_AIM OF THE TASK:_ Pull each line containing "basilica" out of the data and copy it.

= = = =

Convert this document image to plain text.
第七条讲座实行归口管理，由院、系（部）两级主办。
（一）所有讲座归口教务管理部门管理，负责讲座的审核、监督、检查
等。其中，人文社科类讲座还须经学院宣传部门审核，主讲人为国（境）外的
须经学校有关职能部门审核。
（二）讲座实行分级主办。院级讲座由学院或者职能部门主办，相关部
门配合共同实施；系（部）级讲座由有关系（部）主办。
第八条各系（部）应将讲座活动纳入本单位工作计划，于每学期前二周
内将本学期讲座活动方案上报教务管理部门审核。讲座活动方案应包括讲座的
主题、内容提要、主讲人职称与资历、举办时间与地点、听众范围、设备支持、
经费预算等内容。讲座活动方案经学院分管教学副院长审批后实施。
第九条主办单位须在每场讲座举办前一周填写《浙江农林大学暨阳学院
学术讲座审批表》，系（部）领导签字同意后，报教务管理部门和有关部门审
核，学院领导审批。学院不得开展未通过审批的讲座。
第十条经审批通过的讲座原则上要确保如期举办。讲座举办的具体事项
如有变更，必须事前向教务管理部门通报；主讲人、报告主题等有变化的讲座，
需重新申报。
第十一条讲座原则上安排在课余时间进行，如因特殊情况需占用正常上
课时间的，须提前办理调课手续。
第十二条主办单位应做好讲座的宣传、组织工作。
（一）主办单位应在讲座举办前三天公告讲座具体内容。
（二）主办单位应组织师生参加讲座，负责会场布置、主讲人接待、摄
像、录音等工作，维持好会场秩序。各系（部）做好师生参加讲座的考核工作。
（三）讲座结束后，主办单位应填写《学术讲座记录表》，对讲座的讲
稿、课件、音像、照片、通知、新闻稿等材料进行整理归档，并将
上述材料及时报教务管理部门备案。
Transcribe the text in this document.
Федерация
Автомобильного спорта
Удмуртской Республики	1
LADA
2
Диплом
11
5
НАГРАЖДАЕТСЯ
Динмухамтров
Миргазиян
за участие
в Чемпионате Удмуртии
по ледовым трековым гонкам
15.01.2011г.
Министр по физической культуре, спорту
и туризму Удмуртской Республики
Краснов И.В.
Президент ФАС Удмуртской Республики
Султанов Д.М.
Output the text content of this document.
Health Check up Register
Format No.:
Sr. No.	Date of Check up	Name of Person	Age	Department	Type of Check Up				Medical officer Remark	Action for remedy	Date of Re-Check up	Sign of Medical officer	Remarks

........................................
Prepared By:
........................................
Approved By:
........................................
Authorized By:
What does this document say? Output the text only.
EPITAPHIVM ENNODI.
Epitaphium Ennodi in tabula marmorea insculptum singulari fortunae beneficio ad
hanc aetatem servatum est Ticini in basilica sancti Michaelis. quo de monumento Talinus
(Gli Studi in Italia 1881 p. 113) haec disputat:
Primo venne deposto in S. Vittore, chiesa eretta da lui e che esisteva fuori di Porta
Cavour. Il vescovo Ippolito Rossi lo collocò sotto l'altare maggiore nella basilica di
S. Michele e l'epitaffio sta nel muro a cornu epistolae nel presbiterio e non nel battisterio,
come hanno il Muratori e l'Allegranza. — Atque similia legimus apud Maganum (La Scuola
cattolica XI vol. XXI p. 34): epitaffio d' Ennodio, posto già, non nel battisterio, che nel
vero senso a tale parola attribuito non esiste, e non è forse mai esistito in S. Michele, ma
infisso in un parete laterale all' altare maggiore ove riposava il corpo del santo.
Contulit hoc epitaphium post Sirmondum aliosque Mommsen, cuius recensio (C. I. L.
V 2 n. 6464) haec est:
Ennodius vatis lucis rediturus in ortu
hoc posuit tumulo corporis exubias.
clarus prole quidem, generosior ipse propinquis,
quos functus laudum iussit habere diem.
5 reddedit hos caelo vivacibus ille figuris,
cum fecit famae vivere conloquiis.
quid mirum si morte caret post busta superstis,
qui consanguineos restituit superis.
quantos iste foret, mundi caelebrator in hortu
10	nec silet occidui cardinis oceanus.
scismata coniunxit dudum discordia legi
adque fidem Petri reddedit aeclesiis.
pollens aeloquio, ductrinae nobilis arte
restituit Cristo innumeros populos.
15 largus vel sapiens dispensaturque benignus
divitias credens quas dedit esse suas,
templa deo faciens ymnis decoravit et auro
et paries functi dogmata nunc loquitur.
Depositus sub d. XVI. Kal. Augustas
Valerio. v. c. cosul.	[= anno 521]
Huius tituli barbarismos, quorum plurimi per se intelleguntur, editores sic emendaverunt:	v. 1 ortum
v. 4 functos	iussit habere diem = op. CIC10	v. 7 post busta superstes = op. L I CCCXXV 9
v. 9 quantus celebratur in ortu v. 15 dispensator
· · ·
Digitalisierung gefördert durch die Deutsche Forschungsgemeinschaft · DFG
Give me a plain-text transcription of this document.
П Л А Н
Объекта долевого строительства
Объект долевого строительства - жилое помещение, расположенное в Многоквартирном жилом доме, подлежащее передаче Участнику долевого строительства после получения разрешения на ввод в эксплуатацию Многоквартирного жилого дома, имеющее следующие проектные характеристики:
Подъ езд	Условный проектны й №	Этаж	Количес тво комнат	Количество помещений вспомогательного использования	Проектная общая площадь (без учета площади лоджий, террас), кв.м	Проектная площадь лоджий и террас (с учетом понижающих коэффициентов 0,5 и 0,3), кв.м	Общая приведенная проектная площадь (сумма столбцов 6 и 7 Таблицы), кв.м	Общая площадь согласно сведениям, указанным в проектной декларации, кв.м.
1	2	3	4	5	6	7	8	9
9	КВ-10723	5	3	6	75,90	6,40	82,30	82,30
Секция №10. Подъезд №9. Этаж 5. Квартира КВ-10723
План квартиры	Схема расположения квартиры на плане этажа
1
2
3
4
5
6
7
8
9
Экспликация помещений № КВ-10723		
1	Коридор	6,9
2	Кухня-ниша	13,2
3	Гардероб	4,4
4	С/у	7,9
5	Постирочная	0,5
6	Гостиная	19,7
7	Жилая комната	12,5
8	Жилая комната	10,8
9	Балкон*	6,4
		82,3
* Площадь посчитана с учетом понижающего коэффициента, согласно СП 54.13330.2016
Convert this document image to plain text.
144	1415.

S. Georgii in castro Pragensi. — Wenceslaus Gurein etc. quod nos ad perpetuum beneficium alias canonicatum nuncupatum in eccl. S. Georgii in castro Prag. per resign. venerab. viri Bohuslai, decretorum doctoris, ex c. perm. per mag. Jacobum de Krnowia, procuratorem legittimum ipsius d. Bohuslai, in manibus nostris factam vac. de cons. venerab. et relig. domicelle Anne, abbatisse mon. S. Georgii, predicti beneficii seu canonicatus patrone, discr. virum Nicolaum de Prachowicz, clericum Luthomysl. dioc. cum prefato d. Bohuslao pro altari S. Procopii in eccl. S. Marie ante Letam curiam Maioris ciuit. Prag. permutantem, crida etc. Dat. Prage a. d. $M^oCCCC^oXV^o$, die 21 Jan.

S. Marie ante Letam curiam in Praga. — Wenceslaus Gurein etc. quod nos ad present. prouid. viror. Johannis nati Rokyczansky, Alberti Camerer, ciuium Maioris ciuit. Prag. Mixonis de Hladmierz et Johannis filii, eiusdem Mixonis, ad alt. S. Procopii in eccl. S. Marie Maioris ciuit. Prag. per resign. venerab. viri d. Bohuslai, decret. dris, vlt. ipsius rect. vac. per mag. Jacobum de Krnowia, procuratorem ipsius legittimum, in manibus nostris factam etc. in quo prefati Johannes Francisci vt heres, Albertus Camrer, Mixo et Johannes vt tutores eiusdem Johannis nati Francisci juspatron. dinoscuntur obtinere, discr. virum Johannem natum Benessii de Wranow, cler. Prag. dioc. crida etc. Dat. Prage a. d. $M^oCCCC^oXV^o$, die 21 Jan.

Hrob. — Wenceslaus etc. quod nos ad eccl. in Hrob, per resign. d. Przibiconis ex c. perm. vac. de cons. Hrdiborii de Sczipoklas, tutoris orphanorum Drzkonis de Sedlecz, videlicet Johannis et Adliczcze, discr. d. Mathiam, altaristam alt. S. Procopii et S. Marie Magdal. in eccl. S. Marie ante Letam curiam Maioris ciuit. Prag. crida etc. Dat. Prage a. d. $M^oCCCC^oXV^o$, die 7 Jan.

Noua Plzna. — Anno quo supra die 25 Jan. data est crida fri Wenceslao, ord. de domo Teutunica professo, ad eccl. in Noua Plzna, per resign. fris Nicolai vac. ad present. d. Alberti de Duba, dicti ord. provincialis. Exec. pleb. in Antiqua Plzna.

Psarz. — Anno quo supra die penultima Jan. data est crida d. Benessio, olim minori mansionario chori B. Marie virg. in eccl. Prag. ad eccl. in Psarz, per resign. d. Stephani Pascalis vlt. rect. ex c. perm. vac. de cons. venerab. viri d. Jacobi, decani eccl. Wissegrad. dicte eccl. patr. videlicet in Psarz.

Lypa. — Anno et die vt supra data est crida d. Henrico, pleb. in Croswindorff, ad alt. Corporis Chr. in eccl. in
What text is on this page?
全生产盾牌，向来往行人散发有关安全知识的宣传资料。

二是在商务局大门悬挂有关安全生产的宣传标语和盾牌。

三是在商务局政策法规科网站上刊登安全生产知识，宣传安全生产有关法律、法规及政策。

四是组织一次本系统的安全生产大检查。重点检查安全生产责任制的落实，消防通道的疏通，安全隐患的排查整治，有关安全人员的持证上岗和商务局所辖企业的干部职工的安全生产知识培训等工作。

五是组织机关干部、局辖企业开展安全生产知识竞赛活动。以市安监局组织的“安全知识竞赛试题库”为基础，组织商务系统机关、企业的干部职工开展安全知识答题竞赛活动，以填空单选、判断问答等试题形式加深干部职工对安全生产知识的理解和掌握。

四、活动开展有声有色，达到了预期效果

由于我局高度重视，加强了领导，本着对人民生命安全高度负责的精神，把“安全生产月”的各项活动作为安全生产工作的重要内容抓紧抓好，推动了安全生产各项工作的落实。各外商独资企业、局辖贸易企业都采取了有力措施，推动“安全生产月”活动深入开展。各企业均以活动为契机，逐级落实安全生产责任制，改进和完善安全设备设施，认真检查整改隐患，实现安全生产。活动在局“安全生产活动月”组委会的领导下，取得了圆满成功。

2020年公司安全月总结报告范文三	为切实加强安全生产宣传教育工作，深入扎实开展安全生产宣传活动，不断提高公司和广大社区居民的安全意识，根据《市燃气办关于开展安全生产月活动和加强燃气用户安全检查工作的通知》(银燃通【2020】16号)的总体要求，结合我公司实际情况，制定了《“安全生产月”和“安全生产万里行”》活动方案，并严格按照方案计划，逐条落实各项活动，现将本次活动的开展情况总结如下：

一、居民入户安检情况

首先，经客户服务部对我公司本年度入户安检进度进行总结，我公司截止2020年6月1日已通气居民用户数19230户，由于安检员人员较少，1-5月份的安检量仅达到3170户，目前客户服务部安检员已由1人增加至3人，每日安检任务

= = = =

_SOLUTION TO THIS EXERCISE:_
hanc aetatem servatum est Ticini in basilica sancti Michaelis. quo de monumento Talinus
Cavour. Il vescovo Ippolito Rossi lo collocò sotto l'altare maggiore nella basilica di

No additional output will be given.